↓↓↓

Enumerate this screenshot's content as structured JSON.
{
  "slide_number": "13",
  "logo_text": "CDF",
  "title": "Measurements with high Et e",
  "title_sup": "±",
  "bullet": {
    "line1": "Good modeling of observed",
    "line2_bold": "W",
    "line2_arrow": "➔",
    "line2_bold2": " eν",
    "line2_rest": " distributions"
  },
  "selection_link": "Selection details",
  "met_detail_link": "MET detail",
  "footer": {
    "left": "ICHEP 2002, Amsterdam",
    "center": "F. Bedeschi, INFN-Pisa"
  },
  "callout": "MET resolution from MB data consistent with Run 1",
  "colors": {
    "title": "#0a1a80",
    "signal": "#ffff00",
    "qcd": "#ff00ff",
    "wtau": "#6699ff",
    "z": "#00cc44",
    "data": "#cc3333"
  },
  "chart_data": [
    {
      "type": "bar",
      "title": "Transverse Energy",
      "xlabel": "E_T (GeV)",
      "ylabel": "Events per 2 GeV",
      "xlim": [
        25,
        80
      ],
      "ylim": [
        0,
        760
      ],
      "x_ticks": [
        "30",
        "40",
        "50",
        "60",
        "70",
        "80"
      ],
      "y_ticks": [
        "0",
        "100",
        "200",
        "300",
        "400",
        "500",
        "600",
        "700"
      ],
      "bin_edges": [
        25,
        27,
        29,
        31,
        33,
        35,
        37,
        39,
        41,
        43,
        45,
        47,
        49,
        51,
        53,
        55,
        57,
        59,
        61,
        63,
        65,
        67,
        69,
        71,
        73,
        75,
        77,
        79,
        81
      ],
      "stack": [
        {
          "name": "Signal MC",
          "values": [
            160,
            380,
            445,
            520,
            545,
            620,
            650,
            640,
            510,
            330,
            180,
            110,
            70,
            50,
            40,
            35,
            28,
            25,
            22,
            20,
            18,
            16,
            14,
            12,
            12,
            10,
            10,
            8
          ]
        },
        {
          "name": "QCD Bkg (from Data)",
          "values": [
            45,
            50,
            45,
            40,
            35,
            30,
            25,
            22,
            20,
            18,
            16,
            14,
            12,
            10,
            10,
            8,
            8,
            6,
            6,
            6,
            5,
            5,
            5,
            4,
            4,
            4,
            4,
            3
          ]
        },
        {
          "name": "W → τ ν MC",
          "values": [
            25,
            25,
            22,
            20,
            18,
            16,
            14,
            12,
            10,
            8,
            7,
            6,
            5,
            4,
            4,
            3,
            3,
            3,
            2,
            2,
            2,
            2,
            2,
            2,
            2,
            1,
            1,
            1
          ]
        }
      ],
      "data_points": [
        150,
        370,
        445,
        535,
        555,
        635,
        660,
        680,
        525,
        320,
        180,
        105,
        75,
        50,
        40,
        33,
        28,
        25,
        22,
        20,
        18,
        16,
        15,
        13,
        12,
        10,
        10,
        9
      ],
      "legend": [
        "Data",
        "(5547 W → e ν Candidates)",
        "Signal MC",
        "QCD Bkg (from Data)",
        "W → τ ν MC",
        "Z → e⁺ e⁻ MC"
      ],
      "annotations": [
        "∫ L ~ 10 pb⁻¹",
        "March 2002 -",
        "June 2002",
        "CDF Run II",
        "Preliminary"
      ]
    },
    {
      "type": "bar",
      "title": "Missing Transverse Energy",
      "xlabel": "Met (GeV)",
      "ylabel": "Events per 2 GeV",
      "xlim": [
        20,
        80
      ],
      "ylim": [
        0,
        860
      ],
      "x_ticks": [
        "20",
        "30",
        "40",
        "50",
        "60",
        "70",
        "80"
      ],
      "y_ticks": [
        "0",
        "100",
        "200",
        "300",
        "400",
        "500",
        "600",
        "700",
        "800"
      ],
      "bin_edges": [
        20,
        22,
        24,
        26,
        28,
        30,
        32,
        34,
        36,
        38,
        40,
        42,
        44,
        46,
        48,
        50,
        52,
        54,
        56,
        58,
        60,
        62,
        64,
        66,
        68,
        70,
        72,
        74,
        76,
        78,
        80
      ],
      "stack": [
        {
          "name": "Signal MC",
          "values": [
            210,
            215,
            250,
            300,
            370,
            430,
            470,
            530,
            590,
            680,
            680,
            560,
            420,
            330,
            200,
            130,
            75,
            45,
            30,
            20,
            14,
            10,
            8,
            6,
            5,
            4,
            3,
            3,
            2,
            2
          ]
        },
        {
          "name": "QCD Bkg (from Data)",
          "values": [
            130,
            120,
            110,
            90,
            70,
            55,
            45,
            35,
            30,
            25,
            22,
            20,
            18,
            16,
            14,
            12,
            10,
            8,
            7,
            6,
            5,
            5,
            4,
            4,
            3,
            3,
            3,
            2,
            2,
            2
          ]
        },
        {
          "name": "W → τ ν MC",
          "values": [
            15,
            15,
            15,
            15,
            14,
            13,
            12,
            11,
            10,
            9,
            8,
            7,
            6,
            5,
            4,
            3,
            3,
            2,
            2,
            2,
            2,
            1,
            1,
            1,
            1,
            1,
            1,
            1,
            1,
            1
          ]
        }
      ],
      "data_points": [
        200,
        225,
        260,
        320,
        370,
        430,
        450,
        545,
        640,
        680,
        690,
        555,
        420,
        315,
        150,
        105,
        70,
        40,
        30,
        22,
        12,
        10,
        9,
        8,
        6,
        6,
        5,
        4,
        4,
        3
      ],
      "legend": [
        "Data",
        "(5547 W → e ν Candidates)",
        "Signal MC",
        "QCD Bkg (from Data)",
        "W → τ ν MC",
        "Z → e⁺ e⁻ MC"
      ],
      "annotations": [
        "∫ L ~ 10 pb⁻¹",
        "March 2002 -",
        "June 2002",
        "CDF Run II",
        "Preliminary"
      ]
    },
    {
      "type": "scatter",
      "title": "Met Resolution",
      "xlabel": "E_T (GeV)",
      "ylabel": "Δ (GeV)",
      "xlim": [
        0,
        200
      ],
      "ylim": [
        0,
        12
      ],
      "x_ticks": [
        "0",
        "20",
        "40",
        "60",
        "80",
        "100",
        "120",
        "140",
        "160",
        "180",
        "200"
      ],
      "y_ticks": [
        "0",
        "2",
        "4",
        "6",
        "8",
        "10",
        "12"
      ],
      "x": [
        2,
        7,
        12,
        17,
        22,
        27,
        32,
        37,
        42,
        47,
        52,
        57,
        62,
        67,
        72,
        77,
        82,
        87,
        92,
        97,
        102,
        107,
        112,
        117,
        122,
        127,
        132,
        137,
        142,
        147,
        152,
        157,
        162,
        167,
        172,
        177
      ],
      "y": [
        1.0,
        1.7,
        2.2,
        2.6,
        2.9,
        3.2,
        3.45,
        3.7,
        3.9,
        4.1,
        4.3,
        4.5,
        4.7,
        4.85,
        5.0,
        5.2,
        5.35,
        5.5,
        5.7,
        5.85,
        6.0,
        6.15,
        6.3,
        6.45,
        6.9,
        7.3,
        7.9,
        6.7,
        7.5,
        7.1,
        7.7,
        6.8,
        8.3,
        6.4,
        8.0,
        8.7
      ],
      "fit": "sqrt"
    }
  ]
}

↑↑↑

## Exercise prompt
Without leaving anything out, give the entries again exactly.

## Task response
Enumerate this screenshot's content as structured JSON.
{
  "slide_number": "13",
  "logo_text": "CDF",
  "title": "Measurements with high Et e",
  "title_sup": "±",
  "bullet": {
    "line1": "Good modeling of observed",
    "line2_bold": "W",
    "line2_arrow": "➔",
    "line2_bold2": " eν",
    "line2_rest": " distributions"
  },
  "selection_link": "Selection details",
  "met_detail_link": "MET detail",
  "footer": {
    "left": "ICHEP 2002, Amsterdam",
    "center": "F. Bedeschi, INFN-Pisa"
  },
  "callout": "MET resolution from MB data consistent with Run 1",
  "colors": {
    "title": "#0a1a80",
    "signal": "#ffff00",
    "qcd": "#ff00ff",
    "wtau": "#6699ff",
    "z": "#00cc44",
    "data": "#cc3333"
  },
  "chart_data": [
    {
      "type": "bar",
      "title": "Transverse Energy",
      "xlabel": "E_T (GeV)",
      "ylabel": "Events per 2 GeV",
      "xlim": [
        25,
        80
      ],
      "ylim": [
        0,
        760
      ],
      "x_ticks": [
        "30",
        "40",
        "50",
        "60",
        "70",
        "80"
      ],
      "y_ticks": [
        "0",
        "100",
        "200",
        "300",
        "400",
        "500",
        "600",
        "700"
      ],
      "bin_edges": [
        25,
        27,
        29,
        31,
        33,
        35,
        37,
        39,
        41,
        43,
        45,
        47,
        49,
        51,
        53,
        55,
        57,
        59,
        61,
        63,
        65,
        67,
        69,
        71,
        73,
        75,
        77,
        79,
        81
      ],
      "stack": [
        {
          "name": "Signal MC",
          "values": [
            160,
            380,
            445,
            520,
            545,
            620,
            650,
            640,
            510,
            330,
            180,
            110,
            70,
            50,
            40,
            35,
            28,
            25,
            22,
            20,
            18,
            16,
            14,
            12,
            12,
            10,
            10,
            8
          ]
        },
        {
          "name": "QCD Bkg (from Data)",
          "values": [
            45,
            50,
            45,
            40,
            35,
            30,
            25,
            22,
            20,
            18,
            16,
            14,
            12,
            10,
            10,
            8,
            8,
            6,
            6,
            6,
            5,
            5,
            5,
            4,
            4,
            4,
            4,
            3
          ]
        },
        {
          "name": "W → τ ν MC",
          "values": [
            25,
            25,
            22,
            20,
            18,
            16,
            14,
            12,
            10,
            8,
            7,
            6,
            5,
            4,
            4,
            3,
            3,
            3,
            2,
            2,
            2,
            2,
            2,
            2,
            2,
            1,
            1,
            1
          ]
        }
      ],
      "data_points": [
        150,
        370,
        445,
        535,
        555,
        635,
        660,
        680,
        525,
        320,
        180,
        105,
        75,
        50,
        40,
        33,
        28,
        25,
        22,
        20,
        18,
        16,
        15,
        13,
        12,
        10,
        10,
        9
      ],
      "legend": [
        "Data",
        "(5547 W → e ν Candidates)",
        "Signal MC",
        "QCD Bkg (from Data)",
        "W → τ ν MC",
        "Z → e⁺ e⁻ MC"
      ],
      "annotations": [
        "∫ L ~ 10 pb⁻¹",
        "March 2002 -",
        "June 2002",
        "CDF Run II",
        "Preliminary"
      ]
    },
    {
      "type": "bar",
      "title": "Missing Transverse Energy",
      "xlabel": "Met (GeV)",
      "ylabel": "Events per 2 GeV",
      "xlim": [
        20,
        80
      ],
      "ylim": [
        0,
        860
      ],
      "x_ticks": [
        "20",
        "30",
        "40",
        "50",
        "60",
        "70",
        "80"
      ],
      "y_ticks": [
        "0",
        "100",
        "200",
        "300",
        "400",
        "500",
        "600",
        "700",
        "800"
      ],
      "bin_edges": [
        20,
        22,
        24,
        26,
        28,
        30,
        32,
        34,
        36,
        38,
        40,
        42,
        44,
        46,
        48,
        50,
        52,
        54,
        56,
        58,
        60,
        62,
        64,
        66,
        68,
        70,
        72,
        74,
        76,
        78,
        80
      ],
      "stack": [
        {
          "name": "Signal MC",
          "values": [
            210,
            215,
            250,
            300,
            370,
            430,
            470,
            530,
            590,
            680,
            680,
            560,
            420,
            330,
            200,
            130,
            75,
            45,
            30,
            20,
            14,
            10,
            8,
            6,
            5,
            4,
            3,
            3,
            2,
            2
          ]
        },
        {
          "name": "QCD Bkg (from Data)",
          "values": [
            130,
            120,
            110,
            90,
            70,
            55,
            45,
            35,
            30,
            25,
            22,
            20,
            18,
            16,
            14,
            12,
            10,
            8,
            7,
            6,
            5,
            5,
            4,
            4,
            3,
            3,
            3,
            2,
            2,
            2
          ]
        },
        {
          "name": "W → τ ν MC",
          "values": [
            15,
            15,
            15,
            15,
            14,
            13,
            12,
            11,
            10,
            9,
            8,
            7,
            6,
            5,
            4,
            3,
            3,
            2,
            2,
            2,
            2,
            1,
            1,
            1,
            1,
            1,
            1,
            1,
            1,
            1
          ]
        }
      ],
      "data_points": [
        200,
        225,
        260,
        320,
        370,
        430,
        450,
        545,
        640,
        680,
        690,
        555,
        420,
        315,
        150,
        105,
        70,
        40,
        30,
        22,
        12,
        10,
        9,
        8,
        6,
        6,
        5,
        4,
        4,
        3
      ],
      "legend": [
        "Data",
        "(5547 W → e ν Candidates)",
        "Signal MC",
        "QCD Bkg (from Data)",
        "W → τ ν MC",
        "Z → e⁺ e⁻ MC"
      ],
      "annotations": [
        "∫ L ~ 10 pb⁻¹",
        "March 2002 -",
        "June 2002",
        "CDF Run II",
        "Preliminary"
      ]
    },
    {
      "type": "scatter",
      "title": "Met Resolution",
      "xlabel": "E_T (GeV)",
      "ylabel": "Δ (GeV)",
      "xlim": [
        0,
        200
      ],
      "ylim": [
        0,
        12
      ],
      "x_ticks": [
        "0",
        "20",
        "40",
        "60",
        "80",
        "100",
        "120",
        "140",
        "160",
        "180",
        "200"
      ],
      "y_ticks": [
        "0",
        "2",
        "4",
        "6",
        "8",
        "10",
        "12"
      ],
      "x": [
        2,
        7,
        12,
        17,
        22,
        27,
        32,
        37,
        42,
        47,
        52,
        57,
        62,
        67,
        72,
        77,
        82,
        87,
        92,
        97,
        102,
        107,
        112,
        117,
        122,
        127,
        132,
        137,
        142,
        147,
        152,
        157,
        162,
        167,
        172,
        177
      ],
      "y": [
        1.0,
        1.7,
        2.2,
        2.6,
        2.9,
        3.2,
        3.45,
        3.7,
        3.9,
        4.1,
        4.3,
        4.5,
        4.7,
        4.85,
        5.0,
        5.2,
        5.35,
        5.5,
        5.7,
        5.85,
        6.0,
        6.15,
        6.3,
        6.45,
        6.9,
        7.3,
        7.9,
        6.7,
        7.5,
        7.1,
        7.7,
        6.8,
        8.3,
        6.4,
        8.0,
        8.7
      ],
      "fit": "sqrt"
    }
  ]
}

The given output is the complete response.